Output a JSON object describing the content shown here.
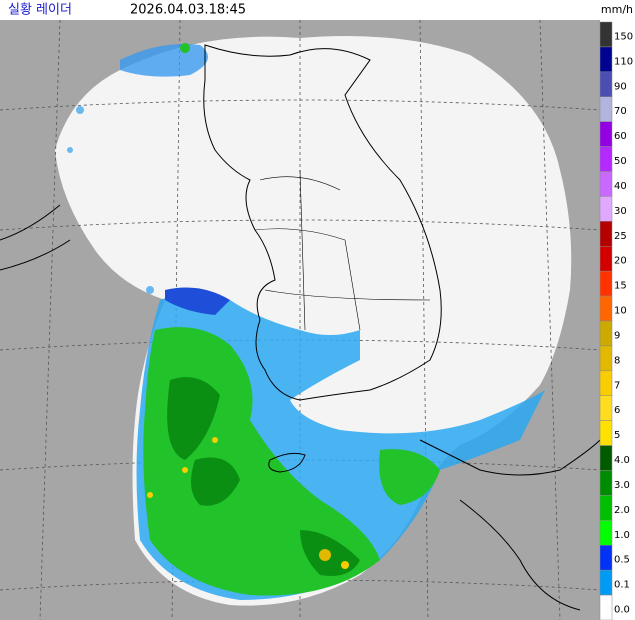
{
  "header": {
    "title": "실황 레이더",
    "timestamp": "2026.04.03.18:45",
    "unit": "mm/h"
  },
  "legend": [
    {
      "label": "150",
      "color": "#333333"
    },
    {
      "label": "110",
      "color": "#000390"
    },
    {
      "label": "90",
      "color": "#4c4eb1"
    },
    {
      "label": "70",
      "color": "#b3b4de"
    },
    {
      "label": "60",
      "color": "#9300e4"
    },
    {
      "label": "50",
      "color": "#b329ff"
    },
    {
      "label": "40",
      "color": "#c969ff"
    },
    {
      "label": "30",
      "color": "#e0a9ff"
    },
    {
      "label": "25",
      "color": "#b40000"
    },
    {
      "label": "20",
      "color": "#d20000"
    },
    {
      "label": "15",
      "color": "#ff3200"
    },
    {
      "label": "10",
      "color": "#ff6600"
    },
    {
      "label": "9",
      "color": "#ccaa00"
    },
    {
      "label": "8",
      "color": "#e0b900"
    },
    {
      "label": "7",
      "color": "#f9cd00"
    },
    {
      "label": "6",
      "color": "#ffdc1f"
    },
    {
      "label": "5",
      "color": "#ffe100"
    },
    {
      "label": "4.0",
      "color": "#005a00"
    },
    {
      "label": "3.0",
      "color": "#008c00"
    },
    {
      "label": "2.0",
      "color": "#00be00"
    },
    {
      "label": "1.0",
      "color": "#00ff00"
    },
    {
      "label": "0.5",
      "color": "#0033f5"
    },
    {
      "label": "0.1",
      "color": "#009bf5"
    },
    {
      "label": "0.0",
      "color": "#ffffff"
    }
  ]
}
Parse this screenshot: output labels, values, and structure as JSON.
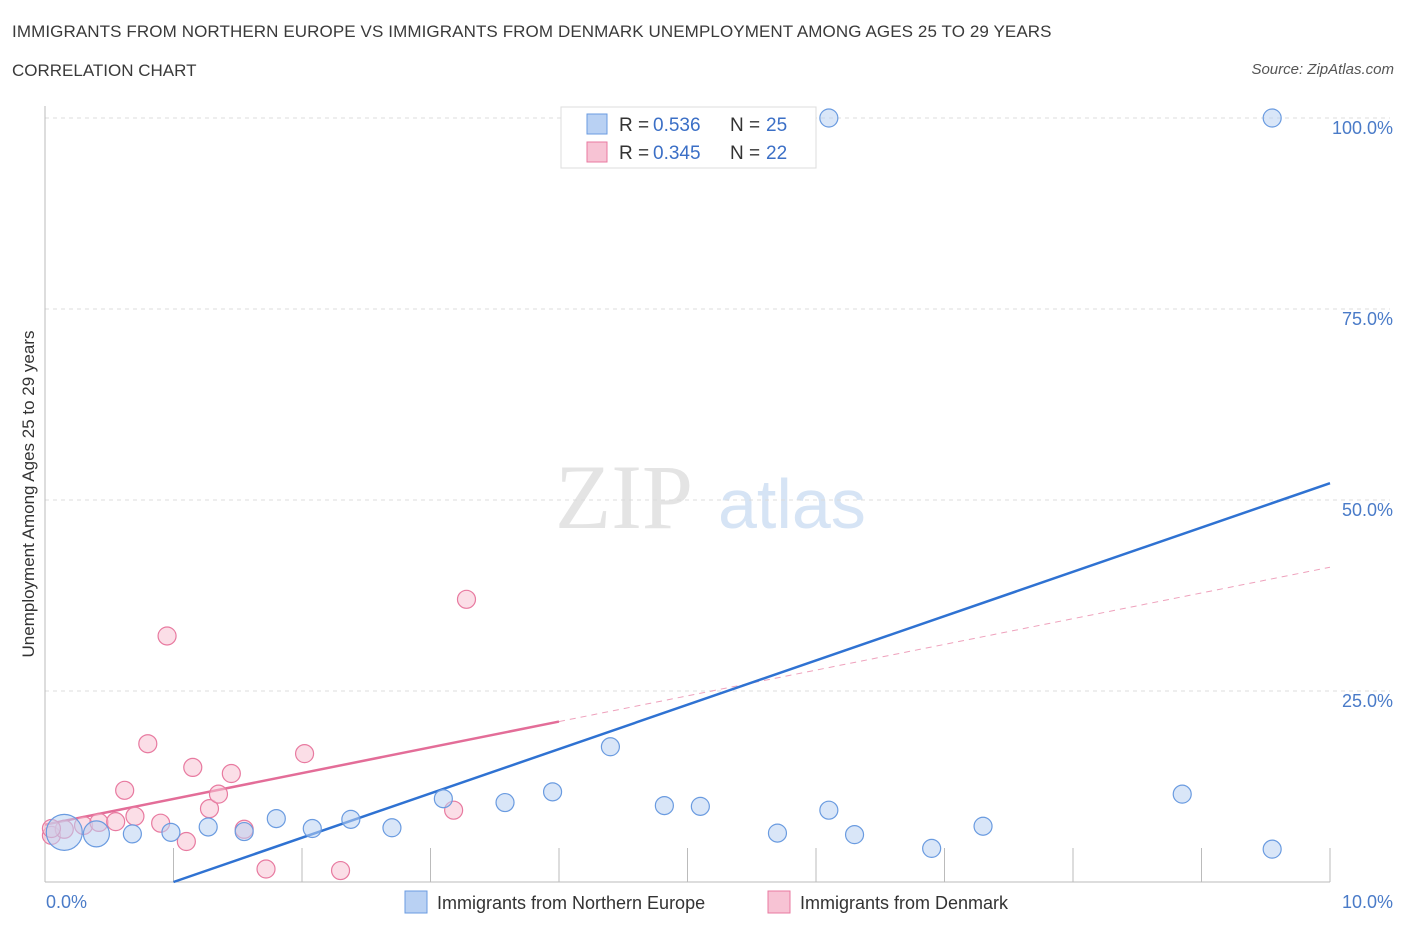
{
  "title": "IMMIGRANTS FROM NORTHERN EUROPE VS IMMIGRANTS FROM DENMARK UNEMPLOYMENT AMONG AGES 25 TO 29 YEARS",
  "subtitle": "CORRELATION CHART",
  "source": "Source: ZipAtlas.com",
  "watermark": {
    "zip": "ZIP",
    "atlas": "atlas"
  },
  "chart_data": {
    "type": "scatter",
    "title": "IMMIGRANTS FROM NORTHERN EUROPE VS IMMIGRANTS FROM DENMARK UNEMPLOYMENT AMONG AGES 25 TO 29 YEARS",
    "xlabel": "",
    "ylabel": "Unemployment Among Ages 25 to 29 years",
    "xlim": [
      0,
      10
    ],
    "ylim": [
      0,
      100
    ],
    "x_tick_labels": [
      "0.0%",
      "10.0%"
    ],
    "y_ticks": [
      25,
      50,
      75,
      100
    ],
    "y_tick_labels": [
      "25.0%",
      "50.0%",
      "75.0%",
      "100.0%"
    ],
    "grid": true,
    "legend_position": "top-center",
    "series": [
      {
        "name": "Immigrants from Northern Europe",
        "color": "#6a9be0",
        "fill": "#b9d1f3",
        "R": "0.536",
        "N": "25",
        "points": [
          {
            "x": 0.15,
            "y": 6.5,
            "size": "large"
          },
          {
            "x": 0.4,
            "y": 6.3,
            "size": "medium"
          },
          {
            "x": 0.68,
            "y": 6.3
          },
          {
            "x": 0.98,
            "y": 6.5
          },
          {
            "x": 1.27,
            "y": 7.2
          },
          {
            "x": 1.55,
            "y": 6.6
          },
          {
            "x": 1.8,
            "y": 8.3
          },
          {
            "x": 2.08,
            "y": 7.0
          },
          {
            "x": 2.38,
            "y": 8.2
          },
          {
            "x": 2.7,
            "y": 7.1
          },
          {
            "x": 3.1,
            "y": 10.9
          },
          {
            "x": 3.58,
            "y": 10.4
          },
          {
            "x": 3.95,
            "y": 11.8
          },
          {
            "x": 4.4,
            "y": 17.7
          },
          {
            "x": 4.82,
            "y": 10.0
          },
          {
            "x": 5.1,
            "y": 9.9
          },
          {
            "x": 5.7,
            "y": 6.4
          },
          {
            "x": 6.1,
            "y": 9.4
          },
          {
            "x": 6.3,
            "y": 6.2
          },
          {
            "x": 6.9,
            "y": 4.4
          },
          {
            "x": 7.3,
            "y": 7.3
          },
          {
            "x": 6.1,
            "y": 100
          },
          {
            "x": 8.85,
            "y": 11.5
          },
          {
            "x": 9.55,
            "y": 4.3
          },
          {
            "x": 9.55,
            "y": 100
          }
        ],
        "trendline": {
          "x0": 1.0,
          "y0": 0.0,
          "x1": 10.0,
          "y1": 52.2
        }
      },
      {
        "name": "Immigrants from Denmark",
        "color": "#e87aa0",
        "fill": "#f7c3d4",
        "R": "0.345",
        "N": "22",
        "points": [
          {
            "x": 0.05,
            "y": 6.1
          },
          {
            "x": 0.15,
            "y": 6.9
          },
          {
            "x": 0.3,
            "y": 7.4
          },
          {
            "x": 0.42,
            "y": 7.8
          },
          {
            "x": 0.55,
            "y": 7.9
          },
          {
            "x": 0.62,
            "y": 12.0
          },
          {
            "x": 0.7,
            "y": 8.6
          },
          {
            "x": 0.8,
            "y": 18.1
          },
          {
            "x": 0.9,
            "y": 7.7
          },
          {
            "x": 0.95,
            "y": 32.2
          },
          {
            "x": 1.1,
            "y": 5.3
          },
          {
            "x": 1.15,
            "y": 15.0
          },
          {
            "x": 1.28,
            "y": 9.6
          },
          {
            "x": 1.35,
            "y": 11.5
          },
          {
            "x": 1.45,
            "y": 14.2
          },
          {
            "x": 1.55,
            "y": 6.9
          },
          {
            "x": 1.72,
            "y": 1.7
          },
          {
            "x": 2.02,
            "y": 16.8
          },
          {
            "x": 2.3,
            "y": 1.5
          },
          {
            "x": 3.18,
            "y": 9.4
          },
          {
            "x": 3.28,
            "y": 37.0
          },
          {
            "x": 0.05,
            "y": 7.0
          }
        ],
        "trendline": {
          "x0": 0.0,
          "y0": 7.5,
          "x1": 4.0,
          "y1": 21.0
        },
        "trendline_extension": {
          "x0": 4.0,
          "y0": 21.0,
          "x1": 10.0,
          "y1": 41.2
        }
      }
    ]
  },
  "legend": {
    "r_label": "R =",
    "n_label": "N =",
    "items": [
      {
        "r": "0.536",
        "n": "25"
      },
      {
        "r": "0.345",
        "n": "22"
      }
    ]
  },
  "bottom_legend": {
    "items": [
      "Immigrants from Northern Europe",
      "Immigrants from Denmark"
    ]
  }
}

########

» **TASK INSTRUCTIONS**
All of the lines above should be retyped precisely, apart from the pictures.

» **SOLUTION FOR THIS EXERCISE**
Output a JSON object describing the content shown here.
{
  "header": {
    "title": "실황 레이더",
    "timestamp": "2026.04.03.18:45",
    "unit": "mm/h"
  },
  "legend": [
    {
      "label": "150",
      "color": "#333333"
    },
    {
      "label": "110",
      "color": "#000390"
    },
    {
      "label": "90",
      "color": "#4c4eb1"
    },
    {
      "label": "70",
      "color": "#b3b4de"
    },
    {
      "label": "60",
      "color": "#9300e4"
    },
    {
      "label": "50",
      "color": "#b329ff"
    },
    {
      "label": "40",
      "color": "#c969ff"
    },
    {
      "label": "30",
      "color": "#e0a9ff"
    },
    {
      "label": "25",
      "color": "#b40000"
    },
    {
      "label": "20",
      "color": "#d20000"
    },
    {
      "label": "15",
      "color": "#ff3200"
    },
    {
      "label": "10",
      "color": "#ff6600"
    },
    {
      "label": "9",
      "color": "#ccaa00"
    },
    {
      "label": "8",
      "color": "#e0b900"
    },
    {
      "label": "7",
      "color": "#f9cd00"
    },
    {
      "label": "6",
      "color": "#ffdc1f"
    },
    {
      "label": "5",
      "color": "#ffe100"
    },
    {
      "label": "4.0",
      "color": "#005a00"
    },
    {
      "label": "3.0",
      "color": "#008c00"
    },
    {
      "label": "2.0",
      "color": "#00be00"
    },
    {
      "label": "1.0",
      "color": "#00ff00"
    },
    {
      "label": "0.5",
      "color": "#0033f5"
    },
    {
      "label": "0.1",
      "color": "#009bf5"
    },
    {
      "label": "0.0",
      "color": "#ffffff"
    }
  ]
}
Parse this screenshot: output labels, values, and structure as JSON.
{
  "title": "IMMIGRANTS FROM NORTHERN EUROPE VS IMMIGRANTS FROM DENMARK UNEMPLOYMENT AMONG AGES 25 TO 29 YEARS",
  "subtitle": "CORRELATION CHART",
  "source": "Source: ZipAtlas.com",
  "watermark": {
    "zip": "ZIP",
    "atlas": "atlas"
  },
  "chart_data": {
    "type": "scatter",
    "title": "IMMIGRANTS FROM NORTHERN EUROPE VS IMMIGRANTS FROM DENMARK UNEMPLOYMENT AMONG AGES 25 TO 29 YEARS",
    "xlabel": "",
    "ylabel": "Unemployment Among Ages 25 to 29 years",
    "xlim": [
      0,
      10
    ],
    "ylim": [
      0,
      100
    ],
    "x_tick_labels": [
      "0.0%",
      "10.0%"
    ],
    "y_ticks": [
      25,
      50,
      75,
      100
    ],
    "y_tick_labels": [
      "25.0%",
      "50.0%",
      "75.0%",
      "100.0%"
    ],
    "grid": true,
    "legend_position": "top-center",
    "series": [
      {
        "name": "Immigrants from Northern Europe",
        "color": "#6a9be0",
        "fill": "#b9d1f3",
        "R": "0.536",
        "N": "25",
        "points": [
          {
            "x": 0.15,
            "y": 6.5,
            "size": "large"
          },
          {
            "x": 0.4,
            "y": 6.3,
            "size": "medium"
          },
          {
            "x": 0.68,
            "y": 6.3
          },
          {
            "x": 0.98,
            "y": 6.5
          },
          {
            "x": 1.27,
            "y": 7.2
          },
          {
            "x": 1.55,
            "y": 6.6
          },
          {
            "x": 1.8,
            "y": 8.3
          },
          {
            "x": 2.08,
            "y": 7.0
          },
          {
            "x": 2.38,
            "y": 8.2
          },
          {
            "x": 2.7,
            "y": 7.1
          },
          {
            "x": 3.1,
            "y": 10.9
          },
          {
            "x": 3.58,
            "y": 10.4
          },
          {
            "x": 3.95,
            "y": 11.8
          },
          {
            "x": 4.4,
            "y": 17.7
          },
          {
            "x": 4.82,
            "y": 10.0
          },
          {
            "x": 5.1,
            "y": 9.9
          },
          {
            "x": 5.7,
            "y": 6.4
          },
          {
            "x": 6.1,
            "y": 9.4
          },
          {
            "x": 6.3,
            "y": 6.2
          },
          {
            "x": 6.9,
            "y": 4.4
          },
          {
            "x": 7.3,
            "y": 7.3
          },
          {
            "x": 6.1,
            "y": 100
          },
          {
            "x": 8.85,
            "y": 11.5
          },
          {
            "x": 9.55,
            "y": 4.3
          },
          {
            "x": 9.55,
            "y": 100
          }
        ],
        "trendline": {
          "x0": 1.0,
          "y0": 0.0,
          "x1": 10.0,
          "y1": 52.2
        }
      },
      {
        "name": "Immigrants from Denmark",
        "color": "#e87aa0",
        "fill": "#f7c3d4",
        "R": "0.345",
        "N": "22",
        "points": [
          {
            "x": 0.05,
            "y": 6.1
          },
          {
            "x": 0.15,
            "y": 6.9
          },
          {
            "x": 0.3,
            "y": 7.4
          },
          {
            "x": 0.42,
            "y": 7.8
          },
          {
            "x": 0.55,
            "y": 7.9
          },
          {
            "x": 0.62,
            "y": 12.0
          },
          {
            "x": 0.7,
            "y": 8.6
          },
          {
            "x": 0.8,
            "y": 18.1
          },
          {
            "x": 0.9,
            "y": 7.7
          },
          {
            "x": 0.95,
            "y": 32.2
          },
          {
            "x": 1.1,
            "y": 5.3
          },
          {
            "x": 1.15,
            "y": 15.0
          },
          {
            "x": 1.28,
            "y": 9.6
          },
          {
            "x": 1.35,
            "y": 11.5
          },
          {
            "x": 1.45,
            "y": 14.2
          },
          {
            "x": 1.55,
            "y": 6.9
          },
          {
            "x": 1.72,
            "y": 1.7
          },
          {
            "x": 2.02,
            "y": 16.8
          },
          {
            "x": 2.3,
            "y": 1.5
          },
          {
            "x": 3.18,
            "y": 9.4
          },
          {
            "x": 3.28,
            "y": 37.0
          },
          {
            "x": 0.05,
            "y": 7.0
          }
        ],
        "trendline": {
          "x0": 0.0,
          "y0": 7.5,
          "x1": 4.0,
          "y1": 21.0
        },
        "trendline_extension": {
          "x0": 4.0,
          "y0": 21.0,
          "x1": 10.0,
          "y1": 41.2
        }
      }
    ]
  },
  "legend": {
    "r_label": "R =",
    "n_label": "N =",
    "items": [
      {
        "r": "0.536",
        "n": "25"
      },
      {
        "r": "0.345",
        "n": "22"
      }
    ]
  },
  "bottom_legend": {
    "items": [
      "Immigrants from Northern Europe",
      "Immigrants from Denmark"
    ]
  }
}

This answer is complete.